• DATA IN THIS EXERCISE:
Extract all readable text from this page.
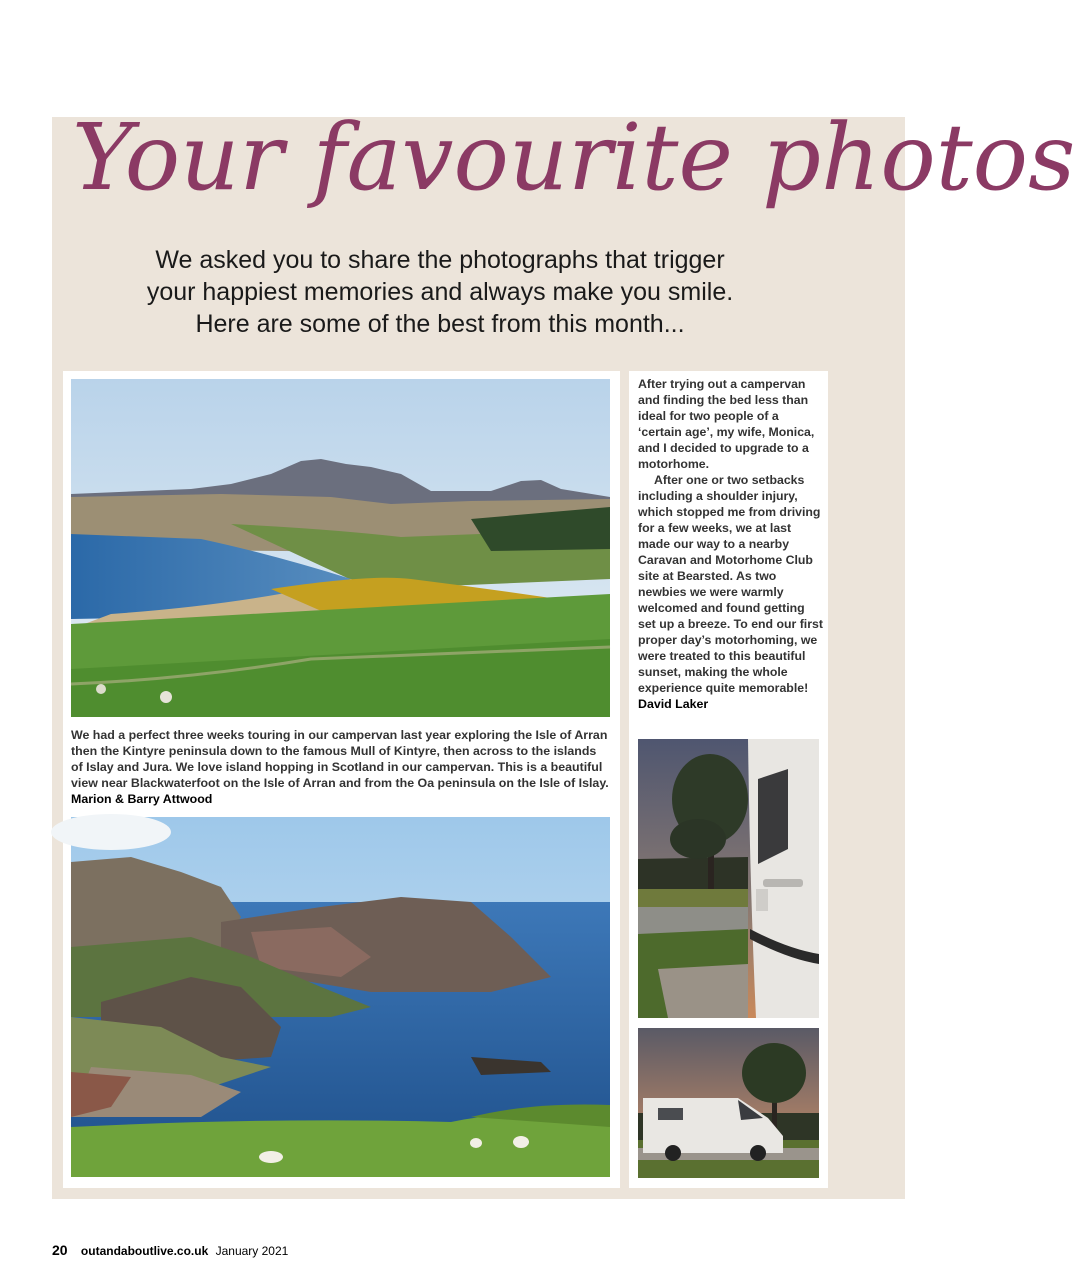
Your favourite photos
We asked you to share the photographs that trigger
your happiest memories and always make you smile.
Here are some of the best from this month...
We had a perfect three weeks touring in our campervan last year exploring the Isle of Arran then the Kintyre peninsula down to the famous Mull of Kintyre, then across to the islands of Islay and Jura. We love island hopping in Scotland in our campervan. This is a beautiful view near Blackwaterfoot on the Isle of Arran and from the Oa peninsula on the Isle of Islay.
Marion & Barry Attwood

After trying out a campervan and finding the bed less than ideal for two people of a ‘certain age’, my wife, Monica, and I decided to upgrade to a motorhome.

After one or two setbacks including a shoulder injury, which stopped me from driving for a few weeks, we at last made our way to a nearby Caravan and Motorhome Club site at Bearsted. As two newbies we were warmly welcomed and found getting set up a breeze. To end our first proper day’s motorhoming, we were treated to this beautiful sunset, making the whole experience quite memorable!

David Laker
20 outandaboutlive.co.uk January 2021
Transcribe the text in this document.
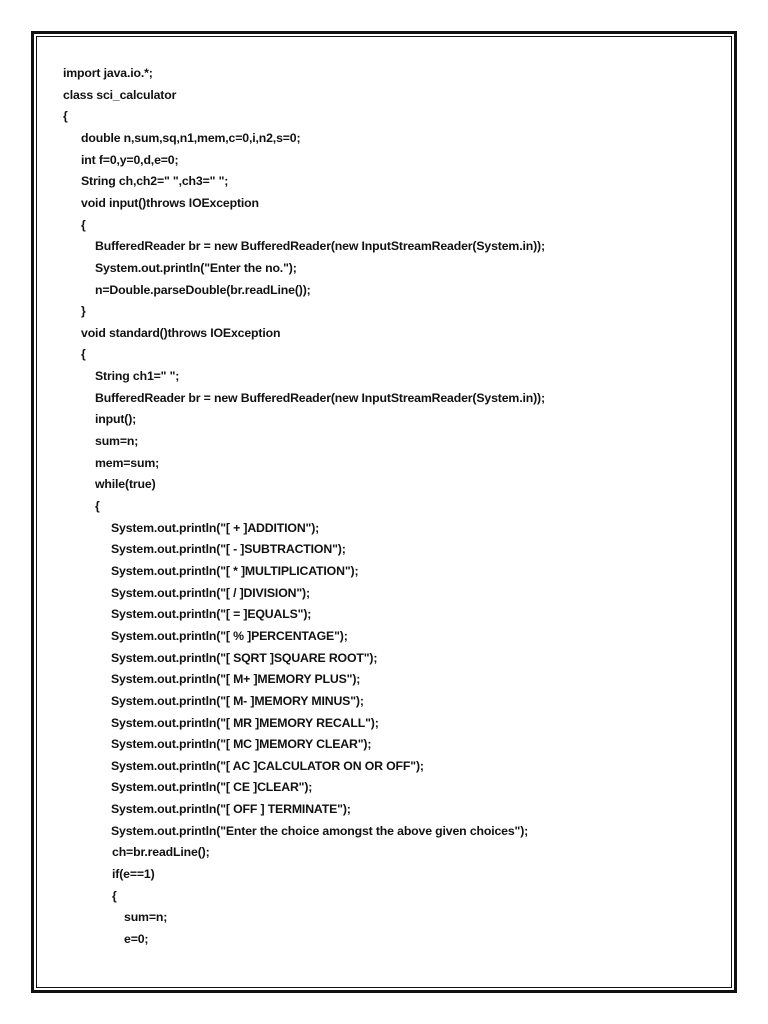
import java.io.*;
class sci_calculator
{
double n,sum,sq,n1,mem,c=0,i,n2,s=0;
int f=0,y=0,d,e=0;
String ch,ch2=" ",ch3=" ";
void input()throws IOException
{
BufferedReader br = new BufferedReader(new InputStreamReader(System.in));
System.out.println("Enter the no.");
n=Double.parseDouble(br.readLine());
}
void standard()throws IOException
{
String ch1=" ";
BufferedReader br = new BufferedReader(new InputStreamReader(System.in));
input();
sum=n;
mem=sum;
while(true)
{
System.out.println("[ + ]ADDITION");
System.out.println("[ - ]SUBTRACTION");
System.out.println("[ * ]MULTIPLICATION");
System.out.println("[ / ]DIVISION");
System.out.println("[ = ]EQUALS");
System.out.println("[ % ]PERCENTAGE");
System.out.println("[ SQRT ]SQUARE ROOT");
System.out.println("[ M+ ]MEMORY PLUS");
System.out.println("[ M- ]MEMORY MINUS");
System.out.println("[ MR ]MEMORY RECALL");
System.out.println("[ MC ]MEMORY CLEAR");
System.out.println("[ AC ]CALCULATOR ON OR OFF");
System.out.println("[ CE ]CLEAR");
System.out.println("[ OFF ] TERMINATE");
System.out.println("Enter the choice amongst the above given choices");
ch=br.readLine();
if(e==1)
{
sum=n;
e=0;
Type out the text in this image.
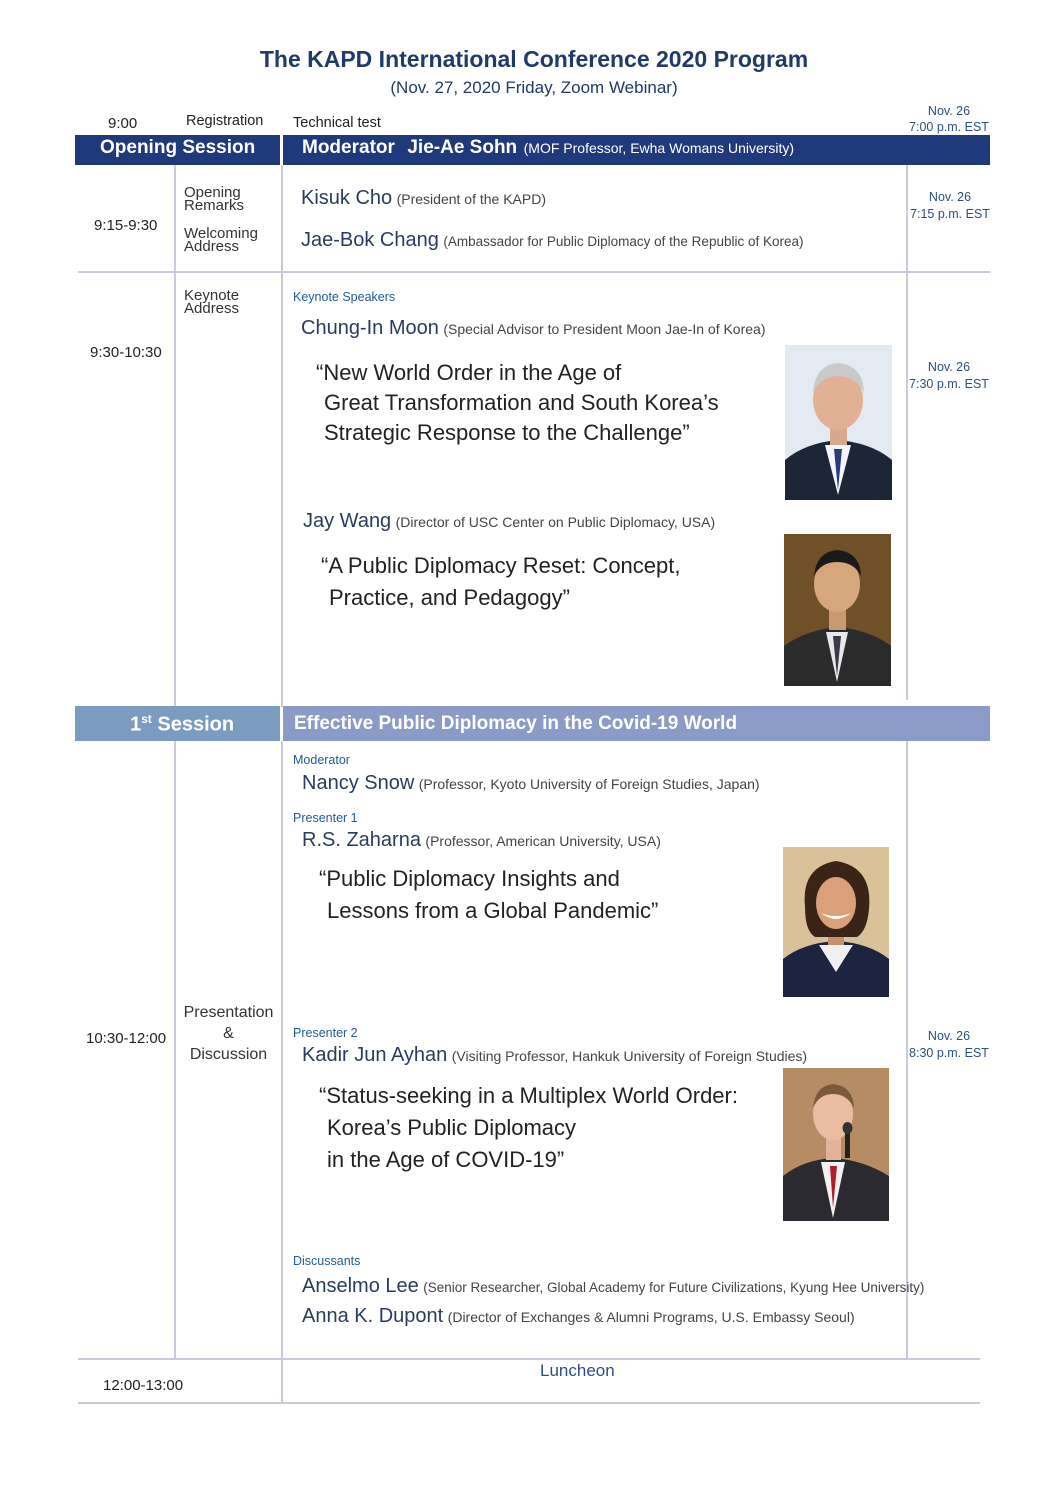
The KAPD International Conference 2020 Program
(Nov. 27, 2020 Friday, Zoom Webinar)
9:00	Registration Technical test
Nov. 26
7:00 p.m. EST
Opening Session Moderator Jie-Ae Sohn (MOF Professor, Ewha Womans University)
9:15-9:30
Opening Remarks
Welcoming Address
Kisuk Cho (President of the KAPD)
Jae-Bok Chang (Ambassador for Public Diplomacy of the Republic of Korea)
Nov. 26
7:15 p.m. EST
9:30-10:30
Keynote Address
Keynote Speakers
Chung-In Moon (Special Advisor to President Moon Jae-In of Korea)
“New World Order in the Age of
Great Transformation and South Korea’s
Strategic Response to the Challenge”
Nov. 26
7:30 p.m. EST
Jay Wang (Director of USC Center on Public Diplomacy, USA)
“A Public Diplomacy Reset: Concept,
Practice, and Pedagogy”
1st Session	Effective Public Diplomacy in the Covid-19 World
10:30-12:00
Presentation
&
Discussion
Nov. 26
8:30 p.m. EST
Moderator
Nancy Snow (Professor, Kyoto University of Foreign Studies, Japan)
Presenter 1
R.S. Zaharna (Professor, American University, USA)
“Public Diplomacy Insights and
Lessons from a Global Pandemic”
Presenter 2
Kadir Jun Ayhan (Visiting Professor, Hankuk University of Foreign Studies)
“Status-seeking in a Multiplex World Order:
Korea’s Public Diplomacy
in the Age of COVID-19”
Discussants
Anselmo Lee (Senior Researcher, Global Academy for Future Civilizations, Kyung Hee University)
Anna K. Dupont (Director of Exchanges & Alumni Programs, U.S. Embassy Seoul)
12:00-13:00
Luncheon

• AIM: Leave the images out, please, and restate each line word for word.

• WRITTEN ANSWER:
Extract all readable text from this page.
Your favourite photos
We asked you to share the photographs that trigger
your happiest memories and always make you smile.
Here are some of the best from this month...
We had a perfect three weeks touring in our campervan last year exploring the Isle of Arran then the Kintyre peninsula down to the famous Mull of Kintyre, then across to the islands of Islay and Jura. We love island hopping in Scotland in our campervan. This is a beautiful view near Blackwaterfoot on the Isle of Arran and from the Oa peninsula on the Isle of Islay.
Marion & Barry Attwood

After trying out a campervan and finding the bed less than ideal for two people of a ‘certain age’, my wife, Monica, and I decided to upgrade to a motorhome.

After one or two setbacks including a shoulder injury, which stopped me from driving for a few weeks, we at last made our way to a nearby Caravan and Motorhome Club site at Bearsted. As two newbies we were warmly welcomed and found getting set up a breeze. To end our first proper day’s motorhoming, we were treated to this beautiful sunset, making the whole experience quite memorable!

David Laker
20 outandaboutlive.co.uk January 2021
Transcribe the text in this document.
import java.io.*;
class sci_calculator
{
double n,sum,sq,n1,mem,c=0,i,n2,s=0;
int f=0,y=0,d,e=0;
String ch,ch2=" ",ch3=" ";
void input()throws IOException
{
BufferedReader br = new BufferedReader(new InputStreamReader(System.in));
System.out.println("Enter the no.");
n=Double.parseDouble(br.readLine());
}
void standard()throws IOException
{
String ch1=" ";
BufferedReader br = new BufferedReader(new InputStreamReader(System.in));
input();
sum=n;
mem=sum;
while(true)
{
System.out.println("[ + ]ADDITION");
System.out.println("[ - ]SUBTRACTION");
System.out.println("[ * ]MULTIPLICATION");
System.out.println("[ / ]DIVISION");
System.out.println("[ = ]EQUALS");
System.out.println("[ % ]PERCENTAGE");
System.out.println("[ SQRT ]SQUARE ROOT");
System.out.println("[ M+ ]MEMORY PLUS");
System.out.println("[ M- ]MEMORY MINUS");
System.out.println("[ MR ]MEMORY RECALL");
System.out.println("[ MC ]MEMORY CLEAR");
System.out.println("[ AC ]CALCULATOR ON OR OFF");
System.out.println("[ CE ]CLEAR");
System.out.println("[ OFF ] TERMINATE");
System.out.println("Enter the choice amongst the above given choices");
ch=br.readLine();
if(e==1)
{
sum=n;
e=0;
Type out the text in this image.
The KAPD International Conference 2020 Program
(Nov. 27, 2020 Friday, Zoom Webinar)
9:00	Registration Technical test
Nov. 26
7:00 p.m. EST
Opening Session Moderator Jie-Ae Sohn (MOF Professor, Ewha Womans University)
9:15-9:30
Opening Remarks
Welcoming Address
Kisuk Cho (President of the KAPD)
Jae-Bok Chang (Ambassador for Public Diplomacy of the Republic of Korea)
Nov. 26
7:15 p.m. EST
9:30-10:30
Keynote Address
Keynote Speakers
Chung-In Moon (Special Advisor to President Moon Jae-In of Korea)
“New World Order in the Age of
Great Transformation and South Korea’s
Strategic Response to the Challenge”
Nov. 26
7:30 p.m. EST
Jay Wang (Director of USC Center on Public Diplomacy, USA)
“A Public Diplomacy Reset: Concept,
Practice, and Pedagogy”
1st Session	Effective Public Diplomacy in the Covid-19 World
10:30-12:00
Presentation
&
Discussion
Nov. 26
8:30 p.m. EST
Moderator
Nancy Snow (Professor, Kyoto University of Foreign Studies, Japan)
Presenter 1
R.S. Zaharna (Professor, American University, USA)
“Public Diplomacy Insights and
Lessons from a Global Pandemic”
Presenter 2
Kadir Jun Ayhan (Visiting Professor, Hankuk University of Foreign Studies)
“Status-seeking in a Multiplex World Order:
Korea’s Public Diplomacy
in the Age of COVID-19”
Discussants
Anselmo Lee (Senior Researcher, Global Academy for Future Civilizations, Kyung Hee University)
Anna K. Dupont (Director of Exchanges & Alumni Programs, U.S. Embassy Seoul)
12:00-13:00
Luncheon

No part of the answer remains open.